• WHAT TO WORK ON: Every record below should be written out exactly; pictures stay out.

Stored items from a collection:
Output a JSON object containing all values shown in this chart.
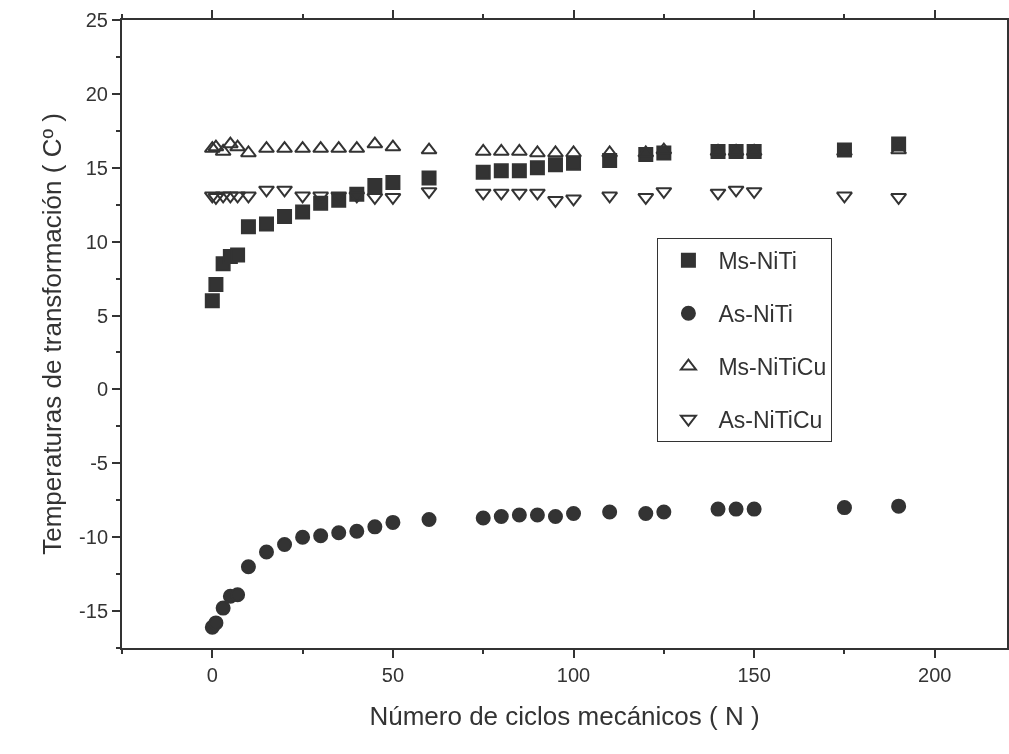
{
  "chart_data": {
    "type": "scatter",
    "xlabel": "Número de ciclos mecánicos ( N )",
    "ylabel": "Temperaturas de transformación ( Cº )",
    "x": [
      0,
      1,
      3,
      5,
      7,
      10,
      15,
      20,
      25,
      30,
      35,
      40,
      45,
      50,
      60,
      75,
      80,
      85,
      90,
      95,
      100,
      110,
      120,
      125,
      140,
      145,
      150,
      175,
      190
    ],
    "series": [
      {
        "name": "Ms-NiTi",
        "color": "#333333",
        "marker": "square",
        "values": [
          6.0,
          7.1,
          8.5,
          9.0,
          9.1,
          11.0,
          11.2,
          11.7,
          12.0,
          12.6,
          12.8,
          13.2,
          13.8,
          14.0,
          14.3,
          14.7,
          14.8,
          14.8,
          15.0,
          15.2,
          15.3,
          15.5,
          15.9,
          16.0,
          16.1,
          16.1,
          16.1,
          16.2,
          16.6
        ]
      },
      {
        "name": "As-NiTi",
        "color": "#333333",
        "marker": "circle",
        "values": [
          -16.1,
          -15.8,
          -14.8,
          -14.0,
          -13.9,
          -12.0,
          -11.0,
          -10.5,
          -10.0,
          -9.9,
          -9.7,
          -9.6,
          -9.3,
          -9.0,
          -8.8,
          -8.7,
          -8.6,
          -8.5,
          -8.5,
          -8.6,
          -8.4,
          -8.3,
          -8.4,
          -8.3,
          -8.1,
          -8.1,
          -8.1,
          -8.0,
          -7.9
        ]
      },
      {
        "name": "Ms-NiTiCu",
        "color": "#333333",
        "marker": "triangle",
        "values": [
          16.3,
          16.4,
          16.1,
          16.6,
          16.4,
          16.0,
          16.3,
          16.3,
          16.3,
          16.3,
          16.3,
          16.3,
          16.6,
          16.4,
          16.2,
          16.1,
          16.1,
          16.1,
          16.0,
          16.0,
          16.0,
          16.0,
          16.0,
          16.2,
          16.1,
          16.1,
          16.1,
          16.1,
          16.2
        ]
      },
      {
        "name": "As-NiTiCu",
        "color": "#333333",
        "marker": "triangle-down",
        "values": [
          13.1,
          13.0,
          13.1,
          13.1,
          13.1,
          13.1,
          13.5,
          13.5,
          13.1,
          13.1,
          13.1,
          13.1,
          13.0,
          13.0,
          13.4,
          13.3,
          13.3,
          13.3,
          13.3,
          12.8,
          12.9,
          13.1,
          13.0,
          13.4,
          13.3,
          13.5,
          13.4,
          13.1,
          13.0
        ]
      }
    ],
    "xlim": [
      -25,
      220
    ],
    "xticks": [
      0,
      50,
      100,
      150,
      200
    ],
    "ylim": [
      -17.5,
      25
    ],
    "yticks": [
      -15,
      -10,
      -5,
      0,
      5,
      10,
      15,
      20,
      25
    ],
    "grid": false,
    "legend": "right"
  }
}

• RESULT BELOW:
Output a JSON object containing all values shown in this chart.
{
  "chart_data": {
    "type": "scatter",
    "xlabel": "Número de ciclos mecánicos ( N )",
    "ylabel": "Temperaturas de transformación ( Cº )",
    "x": [
      0,
      1,
      3,
      5,
      7,
      10,
      15,
      20,
      25,
      30,
      35,
      40,
      45,
      50,
      60,
      75,
      80,
      85,
      90,
      95,
      100,
      110,
      120,
      125,
      140,
      145,
      150,
      175,
      190
    ],
    "series": [
      {
        "name": "Ms-NiTi",
        "color": "#333333",
        "marker": "square",
        "values": [
          6.0,
          7.1,
          8.5,
          9.0,
          9.1,
          11.0,
          11.2,
          11.7,
          12.0,
          12.6,
          12.8,
          13.2,
          13.8,
          14.0,
          14.3,
          14.7,
          14.8,
          14.8,
          15.0,
          15.2,
          15.3,
          15.5,
          15.9,
          16.0,
          16.1,
          16.1,
          16.1,
          16.2,
          16.6
        ]
      },
      {
        "name": "As-NiTi",
        "color": "#333333",
        "marker": "circle",
        "values": [
          -16.1,
          -15.8,
          -14.8,
          -14.0,
          -13.9,
          -12.0,
          -11.0,
          -10.5,
          -10.0,
          -9.9,
          -9.7,
          -9.6,
          -9.3,
          -9.0,
          -8.8,
          -8.7,
          -8.6,
          -8.5,
          -8.5,
          -8.6,
          -8.4,
          -8.3,
          -8.4,
          -8.3,
          -8.1,
          -8.1,
          -8.1,
          -8.0,
          -7.9
        ]
      },
      {
        "name": "Ms-NiTiCu",
        "color": "#333333",
        "marker": "triangle",
        "values": [
          16.3,
          16.4,
          16.1,
          16.6,
          16.4,
          16.0,
          16.3,
          16.3,
          16.3,
          16.3,
          16.3,
          16.3,
          16.6,
          16.4,
          16.2,
          16.1,
          16.1,
          16.1,
          16.0,
          16.0,
          16.0,
          16.0,
          16.0,
          16.2,
          16.1,
          16.1,
          16.1,
          16.1,
          16.2
        ]
      },
      {
        "name": "As-NiTiCu",
        "color": "#333333",
        "marker": "triangle-down",
        "values": [
          13.1,
          13.0,
          13.1,
          13.1,
          13.1,
          13.1,
          13.5,
          13.5,
          13.1,
          13.1,
          13.1,
          13.1,
          13.0,
          13.0,
          13.4,
          13.3,
          13.3,
          13.3,
          13.3,
          12.8,
          12.9,
          13.1,
          13.0,
          13.4,
          13.3,
          13.5,
          13.4,
          13.1,
          13.0
        ]
      }
    ],
    "xlim": [
      -25,
      220
    ],
    "xticks": [
      0,
      50,
      100,
      150,
      200
    ],
    "ylim": [
      -17.5,
      25
    ],
    "yticks": [
      -15,
      -10,
      -5,
      0,
      5,
      10,
      15,
      20,
      25
    ],
    "grid": false,
    "legend": "right"
  }
}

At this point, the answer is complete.